WRITTEN PROBLEM:
Report all lines from the entries below in which "labels" appears.

--------------------------------

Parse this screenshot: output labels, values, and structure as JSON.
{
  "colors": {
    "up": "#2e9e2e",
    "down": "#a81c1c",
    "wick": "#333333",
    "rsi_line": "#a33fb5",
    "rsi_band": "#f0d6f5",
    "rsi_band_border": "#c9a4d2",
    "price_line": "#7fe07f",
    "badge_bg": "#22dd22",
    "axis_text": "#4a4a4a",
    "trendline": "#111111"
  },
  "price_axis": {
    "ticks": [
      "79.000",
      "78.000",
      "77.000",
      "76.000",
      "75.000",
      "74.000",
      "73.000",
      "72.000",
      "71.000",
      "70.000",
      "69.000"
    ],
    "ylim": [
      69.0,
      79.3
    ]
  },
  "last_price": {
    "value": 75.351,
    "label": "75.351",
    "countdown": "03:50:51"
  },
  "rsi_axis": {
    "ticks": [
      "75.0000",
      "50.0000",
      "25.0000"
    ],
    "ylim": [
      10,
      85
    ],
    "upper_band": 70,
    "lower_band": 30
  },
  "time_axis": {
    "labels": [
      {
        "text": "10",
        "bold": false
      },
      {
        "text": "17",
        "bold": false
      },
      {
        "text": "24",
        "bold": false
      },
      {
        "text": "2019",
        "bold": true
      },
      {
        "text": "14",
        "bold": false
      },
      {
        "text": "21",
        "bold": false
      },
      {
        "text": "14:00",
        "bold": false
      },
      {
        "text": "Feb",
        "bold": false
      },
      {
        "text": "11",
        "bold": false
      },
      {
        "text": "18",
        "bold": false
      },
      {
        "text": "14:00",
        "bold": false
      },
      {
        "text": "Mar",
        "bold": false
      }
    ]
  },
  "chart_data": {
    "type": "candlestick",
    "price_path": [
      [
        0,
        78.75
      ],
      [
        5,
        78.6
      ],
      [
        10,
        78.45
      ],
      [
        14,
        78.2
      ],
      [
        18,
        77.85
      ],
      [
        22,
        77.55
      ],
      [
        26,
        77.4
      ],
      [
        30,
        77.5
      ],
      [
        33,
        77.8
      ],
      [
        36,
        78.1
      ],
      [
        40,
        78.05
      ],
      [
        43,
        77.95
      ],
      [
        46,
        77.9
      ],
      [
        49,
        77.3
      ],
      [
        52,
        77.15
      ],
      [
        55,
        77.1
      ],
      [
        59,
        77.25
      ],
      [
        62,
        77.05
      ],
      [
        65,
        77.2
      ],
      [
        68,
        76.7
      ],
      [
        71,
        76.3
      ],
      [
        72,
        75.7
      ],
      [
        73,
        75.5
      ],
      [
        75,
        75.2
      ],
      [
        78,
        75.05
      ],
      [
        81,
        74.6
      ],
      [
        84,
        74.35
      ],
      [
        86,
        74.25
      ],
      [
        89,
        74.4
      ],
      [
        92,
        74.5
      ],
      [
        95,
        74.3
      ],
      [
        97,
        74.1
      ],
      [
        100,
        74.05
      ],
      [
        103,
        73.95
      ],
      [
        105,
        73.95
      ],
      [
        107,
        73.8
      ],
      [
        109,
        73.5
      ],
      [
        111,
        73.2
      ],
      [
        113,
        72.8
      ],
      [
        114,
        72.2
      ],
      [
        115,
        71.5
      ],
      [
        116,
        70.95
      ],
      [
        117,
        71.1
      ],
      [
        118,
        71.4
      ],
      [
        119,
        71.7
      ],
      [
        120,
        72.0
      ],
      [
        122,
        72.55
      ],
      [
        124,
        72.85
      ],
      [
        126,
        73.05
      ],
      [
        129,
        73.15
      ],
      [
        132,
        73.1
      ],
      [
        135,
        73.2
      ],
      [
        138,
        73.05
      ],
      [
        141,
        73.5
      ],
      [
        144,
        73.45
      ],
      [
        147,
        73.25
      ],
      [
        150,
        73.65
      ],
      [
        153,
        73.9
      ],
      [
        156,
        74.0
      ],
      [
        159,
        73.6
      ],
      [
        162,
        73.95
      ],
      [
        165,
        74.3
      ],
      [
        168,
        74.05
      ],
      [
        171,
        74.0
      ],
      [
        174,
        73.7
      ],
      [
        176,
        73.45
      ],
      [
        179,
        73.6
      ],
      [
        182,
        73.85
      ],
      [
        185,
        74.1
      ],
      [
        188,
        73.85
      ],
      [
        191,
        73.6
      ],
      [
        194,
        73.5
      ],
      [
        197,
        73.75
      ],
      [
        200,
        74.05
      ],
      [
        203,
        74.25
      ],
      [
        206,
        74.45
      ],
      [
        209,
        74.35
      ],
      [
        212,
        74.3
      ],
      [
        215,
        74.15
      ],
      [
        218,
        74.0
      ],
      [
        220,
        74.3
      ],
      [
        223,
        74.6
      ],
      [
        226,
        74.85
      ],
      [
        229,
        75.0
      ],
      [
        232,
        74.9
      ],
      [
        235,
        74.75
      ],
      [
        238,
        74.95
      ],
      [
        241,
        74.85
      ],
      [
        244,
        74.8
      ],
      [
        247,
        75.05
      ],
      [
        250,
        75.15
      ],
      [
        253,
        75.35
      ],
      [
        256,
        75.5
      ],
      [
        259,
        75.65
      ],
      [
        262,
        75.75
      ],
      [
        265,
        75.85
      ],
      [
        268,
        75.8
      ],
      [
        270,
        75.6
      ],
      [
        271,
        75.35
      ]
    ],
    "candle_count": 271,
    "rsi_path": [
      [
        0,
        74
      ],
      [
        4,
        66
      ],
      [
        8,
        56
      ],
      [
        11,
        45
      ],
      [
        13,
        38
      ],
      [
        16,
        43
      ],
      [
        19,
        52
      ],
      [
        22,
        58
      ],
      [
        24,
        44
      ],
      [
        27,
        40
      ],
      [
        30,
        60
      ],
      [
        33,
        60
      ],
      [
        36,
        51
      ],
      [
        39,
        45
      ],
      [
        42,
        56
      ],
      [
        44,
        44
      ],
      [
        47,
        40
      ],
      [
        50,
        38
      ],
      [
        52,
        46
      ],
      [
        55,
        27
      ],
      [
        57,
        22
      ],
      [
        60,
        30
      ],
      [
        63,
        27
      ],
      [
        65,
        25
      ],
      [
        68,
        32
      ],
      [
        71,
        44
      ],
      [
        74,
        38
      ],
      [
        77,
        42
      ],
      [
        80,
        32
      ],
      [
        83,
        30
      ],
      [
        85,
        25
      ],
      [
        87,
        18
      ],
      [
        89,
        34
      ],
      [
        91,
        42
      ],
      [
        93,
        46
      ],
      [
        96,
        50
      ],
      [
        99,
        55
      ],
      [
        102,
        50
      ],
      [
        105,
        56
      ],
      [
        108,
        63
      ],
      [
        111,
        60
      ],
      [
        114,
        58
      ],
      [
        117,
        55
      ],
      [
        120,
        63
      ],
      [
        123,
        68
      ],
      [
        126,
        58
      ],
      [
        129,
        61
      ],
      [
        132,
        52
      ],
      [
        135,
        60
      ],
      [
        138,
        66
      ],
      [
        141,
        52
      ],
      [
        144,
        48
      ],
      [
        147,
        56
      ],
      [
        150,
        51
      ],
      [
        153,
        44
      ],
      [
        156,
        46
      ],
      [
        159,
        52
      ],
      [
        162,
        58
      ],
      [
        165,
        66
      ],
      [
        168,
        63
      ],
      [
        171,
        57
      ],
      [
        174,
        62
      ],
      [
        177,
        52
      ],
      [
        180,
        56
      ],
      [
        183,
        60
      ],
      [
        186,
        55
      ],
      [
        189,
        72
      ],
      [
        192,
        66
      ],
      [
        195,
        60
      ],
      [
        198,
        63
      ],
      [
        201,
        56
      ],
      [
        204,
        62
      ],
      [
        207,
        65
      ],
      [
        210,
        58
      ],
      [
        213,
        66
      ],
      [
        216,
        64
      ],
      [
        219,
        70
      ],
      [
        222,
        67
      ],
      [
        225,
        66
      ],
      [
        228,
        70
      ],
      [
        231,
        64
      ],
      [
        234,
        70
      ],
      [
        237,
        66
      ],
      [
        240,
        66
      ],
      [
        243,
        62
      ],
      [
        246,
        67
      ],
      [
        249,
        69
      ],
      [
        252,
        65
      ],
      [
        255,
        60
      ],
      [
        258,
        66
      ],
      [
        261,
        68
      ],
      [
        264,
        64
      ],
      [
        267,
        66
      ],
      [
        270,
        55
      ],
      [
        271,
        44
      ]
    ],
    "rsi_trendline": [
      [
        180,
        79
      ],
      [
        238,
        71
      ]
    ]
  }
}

--------------------------------

ANSWER:
Parse this screenshot: output labels, values, and structure as JSON.
    "labels": [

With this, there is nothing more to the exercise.